- [GOAL OF THE EXERCISE]: Sift the material for lines containing "кислота", and return them.

[Saved entries]
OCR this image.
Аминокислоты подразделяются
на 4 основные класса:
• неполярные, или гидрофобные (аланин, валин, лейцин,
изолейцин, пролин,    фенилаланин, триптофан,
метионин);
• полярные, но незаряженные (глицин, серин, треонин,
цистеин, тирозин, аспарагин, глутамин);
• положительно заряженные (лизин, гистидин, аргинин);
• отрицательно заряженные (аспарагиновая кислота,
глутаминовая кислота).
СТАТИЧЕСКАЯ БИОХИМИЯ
---
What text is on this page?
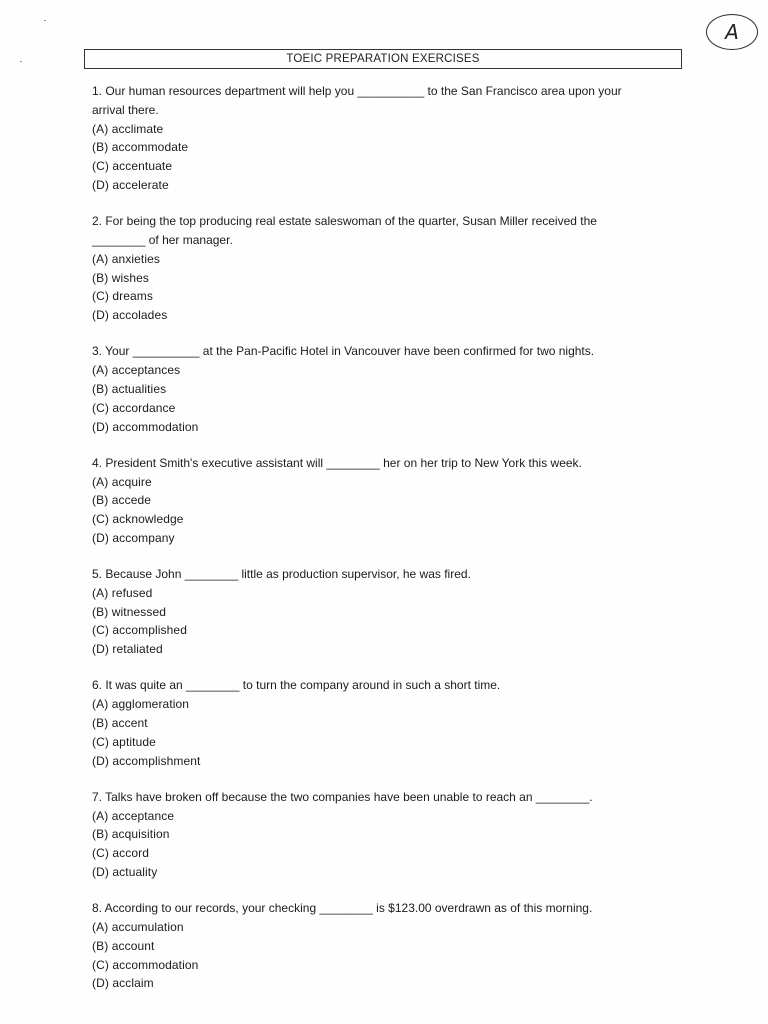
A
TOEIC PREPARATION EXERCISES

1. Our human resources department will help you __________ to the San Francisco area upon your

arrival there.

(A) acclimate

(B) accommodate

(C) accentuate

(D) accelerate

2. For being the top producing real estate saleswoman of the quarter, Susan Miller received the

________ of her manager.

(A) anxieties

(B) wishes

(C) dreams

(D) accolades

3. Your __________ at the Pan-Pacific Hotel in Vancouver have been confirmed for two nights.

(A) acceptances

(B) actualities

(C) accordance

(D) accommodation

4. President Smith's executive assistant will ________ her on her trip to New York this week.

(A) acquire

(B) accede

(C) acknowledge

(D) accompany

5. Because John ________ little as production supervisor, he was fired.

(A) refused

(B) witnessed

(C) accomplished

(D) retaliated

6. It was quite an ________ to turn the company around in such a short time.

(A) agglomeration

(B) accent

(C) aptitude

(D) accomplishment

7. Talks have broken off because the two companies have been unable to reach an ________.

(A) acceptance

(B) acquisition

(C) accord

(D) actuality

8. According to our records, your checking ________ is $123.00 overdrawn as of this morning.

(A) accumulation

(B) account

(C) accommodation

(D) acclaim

- [TASK OUTPUT]:
• отрицательно заряженные (аспарагиновая кислота,
глутаминовая кислота).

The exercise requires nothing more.